» Aim
Please pull out every line of the data below that contains the string "close", and copy each of those lines in full.

·····

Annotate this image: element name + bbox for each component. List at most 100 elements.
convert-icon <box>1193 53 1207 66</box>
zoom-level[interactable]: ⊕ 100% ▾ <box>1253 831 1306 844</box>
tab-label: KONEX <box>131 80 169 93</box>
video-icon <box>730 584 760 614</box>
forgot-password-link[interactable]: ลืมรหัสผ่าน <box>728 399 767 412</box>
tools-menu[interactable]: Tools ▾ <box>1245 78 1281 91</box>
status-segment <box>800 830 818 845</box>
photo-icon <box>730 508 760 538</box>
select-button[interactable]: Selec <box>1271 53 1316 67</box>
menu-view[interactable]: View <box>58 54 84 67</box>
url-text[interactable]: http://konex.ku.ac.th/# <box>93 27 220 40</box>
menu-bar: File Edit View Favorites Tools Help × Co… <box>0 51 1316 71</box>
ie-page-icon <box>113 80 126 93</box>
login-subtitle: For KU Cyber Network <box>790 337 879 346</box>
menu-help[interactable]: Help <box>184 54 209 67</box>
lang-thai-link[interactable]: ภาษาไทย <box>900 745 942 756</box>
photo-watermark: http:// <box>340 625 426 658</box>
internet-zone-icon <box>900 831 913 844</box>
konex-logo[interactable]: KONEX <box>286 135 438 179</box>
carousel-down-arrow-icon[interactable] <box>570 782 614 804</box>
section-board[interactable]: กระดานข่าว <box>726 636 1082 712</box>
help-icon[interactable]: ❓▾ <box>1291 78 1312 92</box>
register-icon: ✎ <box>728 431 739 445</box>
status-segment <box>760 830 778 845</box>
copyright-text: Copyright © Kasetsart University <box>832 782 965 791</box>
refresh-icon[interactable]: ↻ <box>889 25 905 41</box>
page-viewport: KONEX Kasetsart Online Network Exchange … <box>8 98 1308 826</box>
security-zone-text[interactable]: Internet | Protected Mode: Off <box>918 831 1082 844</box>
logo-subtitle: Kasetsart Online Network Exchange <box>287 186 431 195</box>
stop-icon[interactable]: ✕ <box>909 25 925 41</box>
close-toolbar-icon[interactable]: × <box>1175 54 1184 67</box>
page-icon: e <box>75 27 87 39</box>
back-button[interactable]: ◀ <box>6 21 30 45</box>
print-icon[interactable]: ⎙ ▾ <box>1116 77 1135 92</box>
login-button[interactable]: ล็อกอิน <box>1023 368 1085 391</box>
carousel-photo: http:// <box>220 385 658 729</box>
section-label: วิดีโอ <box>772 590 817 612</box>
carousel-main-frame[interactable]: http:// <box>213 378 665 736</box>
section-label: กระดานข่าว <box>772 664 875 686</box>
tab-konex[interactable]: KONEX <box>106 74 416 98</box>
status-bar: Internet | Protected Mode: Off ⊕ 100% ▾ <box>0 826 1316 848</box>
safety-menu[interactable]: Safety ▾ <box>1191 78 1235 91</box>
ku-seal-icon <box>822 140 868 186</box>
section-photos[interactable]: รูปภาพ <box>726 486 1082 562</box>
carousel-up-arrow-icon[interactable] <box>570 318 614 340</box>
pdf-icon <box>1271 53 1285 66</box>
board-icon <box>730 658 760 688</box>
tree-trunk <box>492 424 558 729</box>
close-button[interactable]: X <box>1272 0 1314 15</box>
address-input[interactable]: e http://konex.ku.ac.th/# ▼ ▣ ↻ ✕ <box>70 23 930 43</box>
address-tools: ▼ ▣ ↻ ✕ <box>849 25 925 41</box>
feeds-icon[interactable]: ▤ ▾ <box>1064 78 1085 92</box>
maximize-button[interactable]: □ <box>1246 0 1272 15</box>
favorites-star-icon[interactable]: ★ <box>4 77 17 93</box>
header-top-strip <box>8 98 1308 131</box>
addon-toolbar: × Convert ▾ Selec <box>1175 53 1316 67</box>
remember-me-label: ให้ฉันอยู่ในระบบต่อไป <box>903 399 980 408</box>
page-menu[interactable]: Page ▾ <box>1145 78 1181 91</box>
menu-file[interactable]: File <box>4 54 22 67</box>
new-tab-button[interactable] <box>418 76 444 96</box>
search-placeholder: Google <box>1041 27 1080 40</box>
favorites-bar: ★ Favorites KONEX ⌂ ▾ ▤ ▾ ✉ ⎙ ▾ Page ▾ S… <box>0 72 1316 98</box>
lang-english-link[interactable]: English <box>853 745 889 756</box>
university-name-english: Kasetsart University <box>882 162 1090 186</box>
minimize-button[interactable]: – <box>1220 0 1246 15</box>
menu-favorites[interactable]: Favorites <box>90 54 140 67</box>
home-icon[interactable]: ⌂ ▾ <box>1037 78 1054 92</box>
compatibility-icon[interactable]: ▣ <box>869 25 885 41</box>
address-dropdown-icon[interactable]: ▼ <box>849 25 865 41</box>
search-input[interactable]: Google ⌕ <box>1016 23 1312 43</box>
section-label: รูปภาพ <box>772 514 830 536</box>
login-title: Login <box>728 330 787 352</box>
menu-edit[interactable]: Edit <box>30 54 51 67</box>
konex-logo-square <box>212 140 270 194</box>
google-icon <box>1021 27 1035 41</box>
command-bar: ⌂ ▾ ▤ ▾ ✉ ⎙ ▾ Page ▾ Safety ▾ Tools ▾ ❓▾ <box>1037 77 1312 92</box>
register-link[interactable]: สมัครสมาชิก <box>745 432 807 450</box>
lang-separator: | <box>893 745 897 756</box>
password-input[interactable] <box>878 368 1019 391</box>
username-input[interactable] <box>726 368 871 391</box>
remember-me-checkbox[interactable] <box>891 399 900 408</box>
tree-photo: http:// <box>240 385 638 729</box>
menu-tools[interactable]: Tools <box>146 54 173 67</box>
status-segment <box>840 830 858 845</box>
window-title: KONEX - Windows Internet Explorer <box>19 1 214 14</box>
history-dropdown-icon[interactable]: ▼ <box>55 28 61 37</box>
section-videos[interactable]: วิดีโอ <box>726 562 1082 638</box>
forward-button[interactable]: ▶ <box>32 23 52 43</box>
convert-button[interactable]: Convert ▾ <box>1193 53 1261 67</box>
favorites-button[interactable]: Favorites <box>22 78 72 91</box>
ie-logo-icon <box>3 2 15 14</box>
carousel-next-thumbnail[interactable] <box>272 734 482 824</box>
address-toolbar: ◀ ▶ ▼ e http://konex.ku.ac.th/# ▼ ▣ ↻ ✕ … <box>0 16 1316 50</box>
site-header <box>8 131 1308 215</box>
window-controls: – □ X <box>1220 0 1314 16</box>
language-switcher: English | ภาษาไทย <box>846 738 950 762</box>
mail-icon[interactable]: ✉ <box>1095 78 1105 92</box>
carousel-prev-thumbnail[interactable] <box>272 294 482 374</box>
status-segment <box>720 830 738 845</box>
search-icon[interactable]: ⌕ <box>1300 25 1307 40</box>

·····

» Complete response
close-toolbar-icon[interactable]: × <box>1175 54 1184 67</box>
close-button[interactable]: X <box>1272 0 1314 15</box>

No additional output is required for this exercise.